== Excerpt provided ==

Reply Mon 10 Jan, 2005 10:50 am
Former Hillary Clinton campaign official indicted

WASHINGTON (AP) -- Sen. Hillary Rodham Clinton's former finance director has been indicted on charges of filing fictitious reports that misstated contributions for a Hollywood fund-raising gala for the senator, the Justice Department said Friday.

The indictment, rare for a political campaign, was unsealed in Los Angeles charging David Rosen with four counts of filing false reports with the Federal Election Commission. The charges focus on an August 12, 2000, dinner and concert supported by more than $1.1 million in "in-kind contributions" -- goods and services provided for free or below cost. The event was estimated to cost more than $1.2 million.

The FBI previously said in court papers that it had evidence the campaign deliberately understated its fund-raising costs so it would have more money to spend on her campaign. The indictment refers to Clinton only as "Senator A."

While the event allegedly cost more than $1.2 million, the indictment said, Rosen reported contributions of about $400,000, knowing the figure to be false.

The indictment charged that he provided some documents to an FEC compliance officer but withheld the true costs of the event and provided false documents to substantiate the lower figure.

===
== Information provided ==

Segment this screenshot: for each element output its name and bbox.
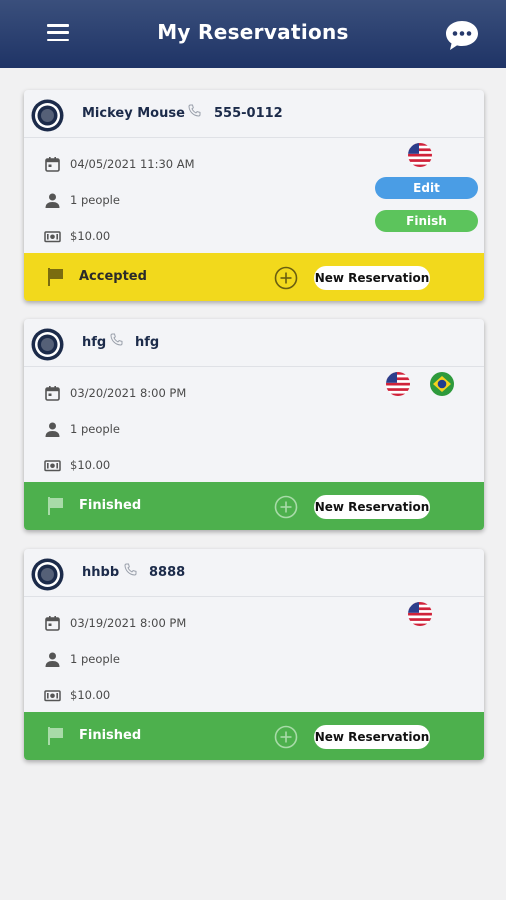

===

**Written instruction A:**
From the news article on the indictment, list each distinct dollar figure once, along with what it measures.
**Written instruction B:**
Using the news article on the indictment, mark each statement yes or no, and quote the words that decide it: (i) The indictment names Clinton directly. (ii) Rosen is charged with four counts of filing false reports with the Federal Election Commission. (iii) The indictment was unsealed in Washington.

**Final result A:**
- More than $1.1 million: the "in-kind contributions" that supported the August 12, 2000, dinner and concert
- More than $1.2 million: the estimated cost of the event
- About $400,000: the contributions Rosen reported

**Final result B:**
(i) No: "The indictment refers to Clinton only as "Senator A.""
(ii) Yes: "charging David Rosen with four counts of filing false reports with the Federal Election Commission"
(iii) No: "was unsealed in Los Angeles"